▶ EXTRACTED DATA:
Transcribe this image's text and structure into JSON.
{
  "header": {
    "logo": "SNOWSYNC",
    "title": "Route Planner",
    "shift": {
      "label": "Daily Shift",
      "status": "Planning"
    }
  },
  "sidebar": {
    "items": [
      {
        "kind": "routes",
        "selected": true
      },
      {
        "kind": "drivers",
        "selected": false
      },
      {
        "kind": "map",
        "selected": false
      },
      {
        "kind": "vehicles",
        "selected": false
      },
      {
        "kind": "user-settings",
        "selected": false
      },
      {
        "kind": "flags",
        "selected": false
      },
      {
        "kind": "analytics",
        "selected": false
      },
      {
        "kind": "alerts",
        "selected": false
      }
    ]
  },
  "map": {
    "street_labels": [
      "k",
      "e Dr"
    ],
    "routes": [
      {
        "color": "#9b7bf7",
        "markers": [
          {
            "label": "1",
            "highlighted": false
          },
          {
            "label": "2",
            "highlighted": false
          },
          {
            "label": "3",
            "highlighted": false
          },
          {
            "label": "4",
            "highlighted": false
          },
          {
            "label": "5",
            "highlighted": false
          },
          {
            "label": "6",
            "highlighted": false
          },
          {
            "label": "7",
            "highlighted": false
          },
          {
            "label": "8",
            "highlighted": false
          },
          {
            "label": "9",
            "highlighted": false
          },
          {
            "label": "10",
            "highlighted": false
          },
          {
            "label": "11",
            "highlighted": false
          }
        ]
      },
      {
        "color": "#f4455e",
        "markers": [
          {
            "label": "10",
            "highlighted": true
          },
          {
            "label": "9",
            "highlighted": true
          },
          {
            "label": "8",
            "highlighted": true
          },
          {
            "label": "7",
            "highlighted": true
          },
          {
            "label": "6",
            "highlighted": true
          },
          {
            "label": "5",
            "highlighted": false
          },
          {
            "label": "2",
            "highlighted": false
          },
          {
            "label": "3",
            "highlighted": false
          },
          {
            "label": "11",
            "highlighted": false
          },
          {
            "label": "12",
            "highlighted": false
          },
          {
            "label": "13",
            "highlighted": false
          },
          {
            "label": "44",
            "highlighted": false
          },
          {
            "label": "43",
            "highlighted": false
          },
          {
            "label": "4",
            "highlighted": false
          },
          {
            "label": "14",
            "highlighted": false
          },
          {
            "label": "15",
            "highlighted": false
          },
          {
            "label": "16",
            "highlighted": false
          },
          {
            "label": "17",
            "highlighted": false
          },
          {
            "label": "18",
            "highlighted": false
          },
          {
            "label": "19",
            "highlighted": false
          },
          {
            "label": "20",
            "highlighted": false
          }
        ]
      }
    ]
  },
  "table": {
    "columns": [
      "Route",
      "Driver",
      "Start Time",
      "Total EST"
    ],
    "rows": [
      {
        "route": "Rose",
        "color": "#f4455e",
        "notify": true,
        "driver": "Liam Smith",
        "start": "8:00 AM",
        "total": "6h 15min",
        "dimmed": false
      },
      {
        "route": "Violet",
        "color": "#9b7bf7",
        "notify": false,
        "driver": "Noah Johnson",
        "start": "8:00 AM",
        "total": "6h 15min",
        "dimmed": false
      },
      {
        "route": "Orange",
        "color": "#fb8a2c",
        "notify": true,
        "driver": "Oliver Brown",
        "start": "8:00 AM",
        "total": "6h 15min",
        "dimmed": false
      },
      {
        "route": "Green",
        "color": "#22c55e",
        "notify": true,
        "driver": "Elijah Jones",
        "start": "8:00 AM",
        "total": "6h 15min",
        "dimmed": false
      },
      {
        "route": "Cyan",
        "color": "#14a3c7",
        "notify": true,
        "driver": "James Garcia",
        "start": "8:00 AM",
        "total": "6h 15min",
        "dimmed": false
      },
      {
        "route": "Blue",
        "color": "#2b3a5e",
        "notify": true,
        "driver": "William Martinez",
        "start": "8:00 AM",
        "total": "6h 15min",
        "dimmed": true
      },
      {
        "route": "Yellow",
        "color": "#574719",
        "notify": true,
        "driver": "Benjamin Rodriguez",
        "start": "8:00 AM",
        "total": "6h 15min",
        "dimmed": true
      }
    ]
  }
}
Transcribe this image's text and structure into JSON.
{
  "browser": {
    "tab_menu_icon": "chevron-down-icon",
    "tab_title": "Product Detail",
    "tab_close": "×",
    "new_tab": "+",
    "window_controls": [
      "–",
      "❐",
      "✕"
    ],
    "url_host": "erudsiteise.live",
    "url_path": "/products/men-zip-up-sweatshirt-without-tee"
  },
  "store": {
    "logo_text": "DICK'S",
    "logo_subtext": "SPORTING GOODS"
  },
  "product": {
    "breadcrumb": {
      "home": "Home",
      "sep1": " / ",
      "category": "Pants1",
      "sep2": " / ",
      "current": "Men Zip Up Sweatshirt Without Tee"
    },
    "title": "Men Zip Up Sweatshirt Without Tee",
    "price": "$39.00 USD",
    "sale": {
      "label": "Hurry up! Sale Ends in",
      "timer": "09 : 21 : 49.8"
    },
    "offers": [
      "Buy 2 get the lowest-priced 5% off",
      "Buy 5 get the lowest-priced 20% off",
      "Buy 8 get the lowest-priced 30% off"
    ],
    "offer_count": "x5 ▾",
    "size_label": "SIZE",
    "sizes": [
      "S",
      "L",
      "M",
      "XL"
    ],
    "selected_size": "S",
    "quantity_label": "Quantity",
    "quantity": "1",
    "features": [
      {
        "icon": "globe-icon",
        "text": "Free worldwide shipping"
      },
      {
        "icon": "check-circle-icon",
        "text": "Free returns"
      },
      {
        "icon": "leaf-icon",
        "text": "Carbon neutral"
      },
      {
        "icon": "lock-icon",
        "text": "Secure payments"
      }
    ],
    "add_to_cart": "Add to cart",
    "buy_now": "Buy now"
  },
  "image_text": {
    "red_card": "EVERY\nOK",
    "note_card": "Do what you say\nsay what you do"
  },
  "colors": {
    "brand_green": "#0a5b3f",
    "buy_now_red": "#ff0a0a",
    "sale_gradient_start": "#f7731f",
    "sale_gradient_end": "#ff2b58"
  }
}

▶ WHAT TO WORK ON: Filter the listing above for the string "kind" and copy every matching line.

▶ SOLUTION FOR THIS PROBLEM:
        "kind": "routes",
        "kind": "drivers",
        "kind": "map",
        "kind": "vehicles",
        "kind": "user-settings",
        "kind": "flags",
        "kind": "analytics",
        "kind": "alerts",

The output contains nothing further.